====== Exercise data
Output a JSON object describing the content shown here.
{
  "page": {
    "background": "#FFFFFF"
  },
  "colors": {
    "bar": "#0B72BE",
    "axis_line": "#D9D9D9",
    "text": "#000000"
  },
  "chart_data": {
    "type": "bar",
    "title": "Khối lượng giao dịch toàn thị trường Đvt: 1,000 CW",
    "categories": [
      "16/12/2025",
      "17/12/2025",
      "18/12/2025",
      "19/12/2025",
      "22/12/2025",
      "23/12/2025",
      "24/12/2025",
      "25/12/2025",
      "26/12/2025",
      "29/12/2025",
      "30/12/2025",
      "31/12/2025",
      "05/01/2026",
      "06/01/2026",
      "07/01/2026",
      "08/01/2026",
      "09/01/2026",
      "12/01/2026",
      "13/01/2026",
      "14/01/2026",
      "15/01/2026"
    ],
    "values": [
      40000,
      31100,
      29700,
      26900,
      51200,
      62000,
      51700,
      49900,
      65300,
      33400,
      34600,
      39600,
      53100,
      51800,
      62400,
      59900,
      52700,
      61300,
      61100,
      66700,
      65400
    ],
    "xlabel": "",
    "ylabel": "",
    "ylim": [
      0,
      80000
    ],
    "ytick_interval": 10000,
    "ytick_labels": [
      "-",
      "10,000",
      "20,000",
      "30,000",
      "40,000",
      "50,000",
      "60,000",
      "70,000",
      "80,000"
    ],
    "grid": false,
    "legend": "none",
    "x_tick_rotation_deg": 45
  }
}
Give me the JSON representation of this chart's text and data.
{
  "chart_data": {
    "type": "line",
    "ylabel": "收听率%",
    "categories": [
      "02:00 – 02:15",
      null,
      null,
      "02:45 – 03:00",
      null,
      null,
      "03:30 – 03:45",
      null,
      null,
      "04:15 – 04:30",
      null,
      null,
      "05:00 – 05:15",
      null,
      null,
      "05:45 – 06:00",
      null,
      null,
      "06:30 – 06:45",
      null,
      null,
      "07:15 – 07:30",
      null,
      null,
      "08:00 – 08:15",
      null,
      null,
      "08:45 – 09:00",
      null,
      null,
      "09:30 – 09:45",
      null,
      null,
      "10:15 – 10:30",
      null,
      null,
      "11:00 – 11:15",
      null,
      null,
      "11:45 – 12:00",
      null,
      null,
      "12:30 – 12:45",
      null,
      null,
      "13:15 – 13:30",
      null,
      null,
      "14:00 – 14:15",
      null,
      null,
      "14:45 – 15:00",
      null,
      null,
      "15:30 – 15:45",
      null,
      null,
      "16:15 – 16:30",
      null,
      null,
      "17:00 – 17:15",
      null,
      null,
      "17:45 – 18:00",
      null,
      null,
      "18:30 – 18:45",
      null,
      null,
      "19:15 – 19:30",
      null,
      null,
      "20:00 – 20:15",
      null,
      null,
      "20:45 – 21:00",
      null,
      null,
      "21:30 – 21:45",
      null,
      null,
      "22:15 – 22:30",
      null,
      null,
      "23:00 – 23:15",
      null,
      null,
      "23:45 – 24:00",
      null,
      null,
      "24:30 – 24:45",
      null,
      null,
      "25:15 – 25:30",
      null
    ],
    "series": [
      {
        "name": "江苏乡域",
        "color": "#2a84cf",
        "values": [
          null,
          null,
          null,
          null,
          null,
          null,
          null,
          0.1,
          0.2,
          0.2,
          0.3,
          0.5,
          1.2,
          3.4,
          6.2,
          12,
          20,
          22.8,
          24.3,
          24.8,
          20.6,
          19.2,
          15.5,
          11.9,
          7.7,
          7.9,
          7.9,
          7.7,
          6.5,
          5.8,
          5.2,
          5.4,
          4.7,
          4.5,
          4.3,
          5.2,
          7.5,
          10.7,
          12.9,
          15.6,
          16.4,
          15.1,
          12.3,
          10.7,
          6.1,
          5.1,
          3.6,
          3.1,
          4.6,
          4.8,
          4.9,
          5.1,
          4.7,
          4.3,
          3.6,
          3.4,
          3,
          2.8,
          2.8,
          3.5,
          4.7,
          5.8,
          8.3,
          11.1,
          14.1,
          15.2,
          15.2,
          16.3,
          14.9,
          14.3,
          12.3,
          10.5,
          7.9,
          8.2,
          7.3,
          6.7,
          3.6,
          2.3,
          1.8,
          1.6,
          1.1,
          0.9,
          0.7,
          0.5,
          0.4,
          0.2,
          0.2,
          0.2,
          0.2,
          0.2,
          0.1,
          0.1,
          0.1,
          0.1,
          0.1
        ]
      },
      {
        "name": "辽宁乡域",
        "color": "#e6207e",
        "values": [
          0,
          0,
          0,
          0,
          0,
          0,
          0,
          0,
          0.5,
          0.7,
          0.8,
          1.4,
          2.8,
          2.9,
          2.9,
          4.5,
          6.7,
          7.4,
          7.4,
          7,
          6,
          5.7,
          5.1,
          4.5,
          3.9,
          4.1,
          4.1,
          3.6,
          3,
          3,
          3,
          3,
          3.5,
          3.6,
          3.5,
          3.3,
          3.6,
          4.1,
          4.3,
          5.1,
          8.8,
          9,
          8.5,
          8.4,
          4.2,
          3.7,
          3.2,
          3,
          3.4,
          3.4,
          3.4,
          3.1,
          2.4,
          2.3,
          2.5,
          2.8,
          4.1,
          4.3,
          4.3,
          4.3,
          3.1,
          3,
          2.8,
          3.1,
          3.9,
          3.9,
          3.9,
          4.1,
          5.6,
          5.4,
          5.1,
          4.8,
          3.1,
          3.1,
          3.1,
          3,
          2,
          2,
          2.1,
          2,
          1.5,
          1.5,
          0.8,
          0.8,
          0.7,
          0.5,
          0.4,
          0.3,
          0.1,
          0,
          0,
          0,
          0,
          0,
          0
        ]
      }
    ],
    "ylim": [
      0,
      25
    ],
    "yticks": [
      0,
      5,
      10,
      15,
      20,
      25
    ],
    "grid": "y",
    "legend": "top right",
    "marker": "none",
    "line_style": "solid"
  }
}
============
— Problem description —
Pick out the lines that contain "text" and copy them.

— Task response —
    "text": "#000000"
Give me the JSON representation of this chart's text and data.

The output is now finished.